Task objective: Locate the lines that hold the string "Speed". Copy every such line.

(Collected data)
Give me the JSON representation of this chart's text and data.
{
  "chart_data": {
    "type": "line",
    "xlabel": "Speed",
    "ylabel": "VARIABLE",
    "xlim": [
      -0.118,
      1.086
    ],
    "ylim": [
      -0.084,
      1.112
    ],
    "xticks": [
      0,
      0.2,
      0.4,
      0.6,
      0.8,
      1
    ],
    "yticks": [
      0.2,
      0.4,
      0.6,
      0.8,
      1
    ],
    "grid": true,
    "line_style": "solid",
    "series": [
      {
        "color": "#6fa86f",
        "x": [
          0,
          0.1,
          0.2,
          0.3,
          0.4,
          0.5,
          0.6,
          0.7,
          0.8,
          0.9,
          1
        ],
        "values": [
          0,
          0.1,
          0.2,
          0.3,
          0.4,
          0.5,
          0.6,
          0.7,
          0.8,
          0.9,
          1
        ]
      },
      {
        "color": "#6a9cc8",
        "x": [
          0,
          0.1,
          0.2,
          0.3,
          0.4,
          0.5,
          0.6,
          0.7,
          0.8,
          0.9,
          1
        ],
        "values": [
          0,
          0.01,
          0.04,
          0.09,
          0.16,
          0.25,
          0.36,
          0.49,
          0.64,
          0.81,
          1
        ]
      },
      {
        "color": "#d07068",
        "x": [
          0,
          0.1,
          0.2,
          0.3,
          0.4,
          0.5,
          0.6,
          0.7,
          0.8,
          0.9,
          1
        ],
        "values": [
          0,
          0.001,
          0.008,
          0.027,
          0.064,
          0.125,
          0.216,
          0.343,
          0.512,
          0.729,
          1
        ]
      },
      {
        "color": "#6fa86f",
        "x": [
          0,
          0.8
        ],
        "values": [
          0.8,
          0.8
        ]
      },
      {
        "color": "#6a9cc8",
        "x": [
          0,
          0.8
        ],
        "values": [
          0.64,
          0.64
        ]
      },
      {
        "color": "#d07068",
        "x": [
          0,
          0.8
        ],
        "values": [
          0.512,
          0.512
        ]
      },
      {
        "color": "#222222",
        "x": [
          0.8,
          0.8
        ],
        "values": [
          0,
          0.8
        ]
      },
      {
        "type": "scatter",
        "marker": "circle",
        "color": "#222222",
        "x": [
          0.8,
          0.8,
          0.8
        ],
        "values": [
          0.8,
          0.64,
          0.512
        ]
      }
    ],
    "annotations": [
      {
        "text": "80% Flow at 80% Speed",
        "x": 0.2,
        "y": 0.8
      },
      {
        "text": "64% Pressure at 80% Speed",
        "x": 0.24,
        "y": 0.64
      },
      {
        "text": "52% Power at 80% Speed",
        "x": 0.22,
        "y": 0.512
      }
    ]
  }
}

The result:
    "xlabel": "Speed",
        "text": "80% Flow at 80% Speed",
        "text": "64% Pressure at 80% Speed",
        "text": "52% Power at 80% Speed",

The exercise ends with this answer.